◆ Task
In the listing that follows, count every line with the word "Колобовское" in it and write only the total.
>> START
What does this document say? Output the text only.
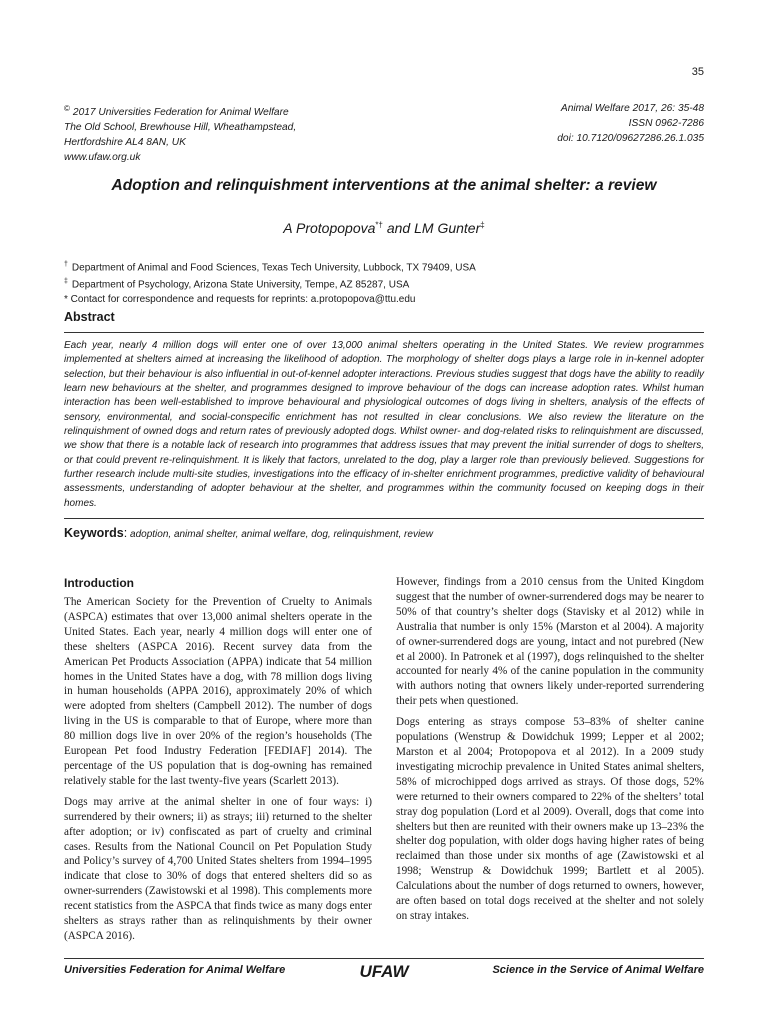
35
© 2017 Universities Federation for Animal Welfare
The Old School, Brewhouse Hill, Wheathampstead,
Hertfordshire AL4 8AN, UK
www.ufaw.org.uk
Animal Welfare 2017, 26: 35-48
ISSN 0962-7286
doi: 10.7120/09627286.26.1.035
Adoption and relinquishment interventions at the animal shelter: a review
A Protopopova*† and LM Gunter‡
† Department of Animal and Food Sciences, Texas Tech University, Lubbock, TX 79409, USA
‡ Department of Psychology, Arizona State University, Tempe, AZ 85287, USA
* Contact for correspondence and requests for reprints: a.protopopova@ttu.edu
Abstract
Each year, nearly 4 million dogs will enter one of over 13,000 animal shelters operating in the United States. We review programmes implemented at shelters aimed at increasing the likelihood of adoption. The morphology of shelter dogs plays a large role in in-kennel adopter selection, but their behaviour is also influential in out-of-kennel adopter interactions. Previous studies suggest that dogs have the ability to readily learn new behaviours at the shelter, and programmes designed to improve behaviour of the dogs can increase adoption rates. Whilst human interaction has been well-established to improve behavioural and physiological outcomes of dogs living in shelters, analysis of the effects of sensory, environmental, and social-conspecific enrichment has not resulted in clear conclusions. We also review the literature on the relinquishment of owned dogs and return rates of previously adopted dogs. Whilst owner- and dog-related risks to relinquishment are discussed, we show that there is a notable lack of research into programmes that address issues that may prevent the initial surrender of dogs to shelters, or that could prevent re-relinquishment. It is likely that factors, unrelated to the dog, play a larger role than previously believed. Suggestions for further research include multi-site studies, investigations into the efficacy of in-shelter enrichment programmes, predictive validity of behavioural assessments, understanding of adopter behaviour at the shelter, and programmes within the community focused on keeping dogs in their homes.
Keywords: adoption, animal shelter, animal welfare, dog, relinquishment, review
Introduction

The American Society for the Prevention of Cruelty to Animals (ASPCA) estimates that over 13,000 animal shelters operate in the United States. Each year, nearly 4 million dogs will enter one of these shelters (ASPCA 2016). Recent survey data from the American Pet Products Association (APPA) indicate that 54 million homes in the United States have a dog, with 78 million dogs living in human households (APPA 2016), approximately 20% of which were adopted from shelters (Campbell 2012). The number of dogs living in the US is comparable to that of Europe, where more than 80 million dogs live in over 20% of the region’s households (The European Pet food Industry Federation [FEDIAF] 2014). The percentage of the US population that is dog-owning has remained relatively stable for the last twenty-five years (Scarlett 2013).

Dogs may arrive at the animal shelter in one of four ways: i) surrendered by their owners; ii) as strays; iii) returned to the shelter after adoption; or iv) confiscated as part of cruelty and criminal cases. Results from the National Council on Pet Population Study and Policy’s survey of 4,700 United States shelters from 1994–1995 indicate that close to 30% of dogs that entered shelters did so as owner-surrenders (Zawistowski et al 1998). This complements more recent statistics from the ASPCA that finds twice as many dogs enter shelters as strays rather than as relinquishments by their owner (ASPCA 2016).

However, findings from a 2010 census from the United Kingdom suggest that the number of owner-surrendered dogs may be nearer to 50% of that country’s shelter dogs (Stavisky et al 2012) while in Australia that number is only 15% (Marston et al 2004). A majority of owner-surrendered dogs are young, intact and not purebred (New et al 2000). In Patronek et al (1997), dogs relinquished to the shelter accounted for nearly 4% of the canine population in the community with authors noting that owners likely under-reported surrendering their pets when questioned.

Dogs entering as strays compose 53–83% of shelter canine populations (Wenstrup & Dowidchuk 1999; Lepper et al 2002; Marston et al 2004; Protopopova et al 2012). In a 2009 study investigating microchip prevalence in United States animal shelters, 58% of microchipped dogs arrived as strays. Of those dogs, 52% were returned to their owners compared to 22% of the shelters’ total stray dog population (Lord et al 2009). Overall, dogs that come into shelters but then are reunited with their owners make up 13–23% the shelter dog population, with older dogs having higher rates of being reclaimed than those under six months of age (Zawistowski et al 1998; Wenstrup & Dowidchuk 1999; Bartlett et al 2005). Calculations about the number of dogs returned to owners, however, are often based on total dogs received at the shelter and not solely on stray intakes.

Universities Federation for Animal Welfare	UFAW	Science in the Service of Animal Welfare
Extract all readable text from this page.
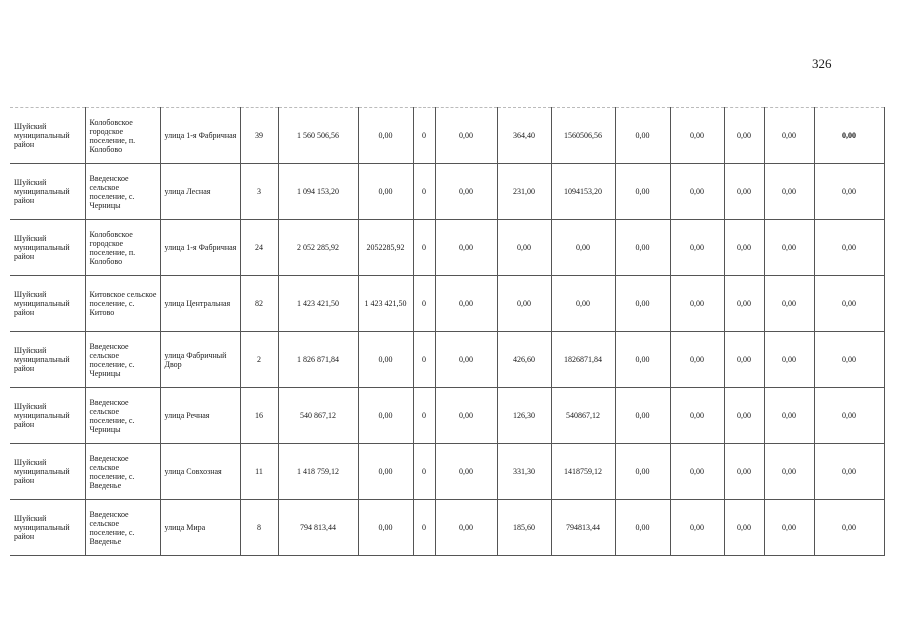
326
Шуйский муниципальный район	Колобовское городское поселение, п. Колобово	улица 1-я Фабричная	39	1 560 506,56	0,00	0	0,00	364,40	1560506,56	0,00	0,00	0,00	0,00	0,00	
Шуйский муниципальный район	Введенское сельское поселение, с. Черницы	улица Лесная	3	1 094 153,20	0,00	0	0,00	231,00	1094153,20	0,00	0,00	0,00	0,00	0,00	
Шуйский муниципальный район	Колобовское городское поселение, п. Колобово	улица 1-я Фабричная	24	2 052 285,92	2052285,92	0	0,00	0,00	0,00	0,00	0,00	0,00	0,00	0,00	
Шуйский муниципальный район	Китовское сельское поселение, с. Китово	улица Центральная	82	1 423 421,50	1 423 421,50	0	0,00	0,00	0,00	0,00	0,00	0,00	0,00	0,00	
Шуйский муниципальный район	Введенское сельское поселение, с. Черницы	улица Фабричный Двор	2	1 826 871,84	0,00	0	0,00	426,60	1826871,84	0,00	0,00	0,00	0,00	0,00	
Шуйский муниципальный район	Введенское сельское поселение, с. Черницы	улица Речная	16	540 867,12	0,00	0	0,00	126,30	540867,12	0,00	0,00	0,00	0,00	0,00	
Шуйский муниципальный район	Введенское сельское поселение, с. Введенье	улица Совхозная	11	1 418 759,12	0,00	0	0,00	331,30	1418759,12	0,00	0,00	0,00	0,00	0,00	
Шуйский муниципальный район	Введенское сельское поселение, с. Введенье	улица Мира	8	794 813,44	0,00	0	0,00	185,60	794813,44	0,00	0,00	0,00	0,00	0,00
>> END
◆ Solution to this task
2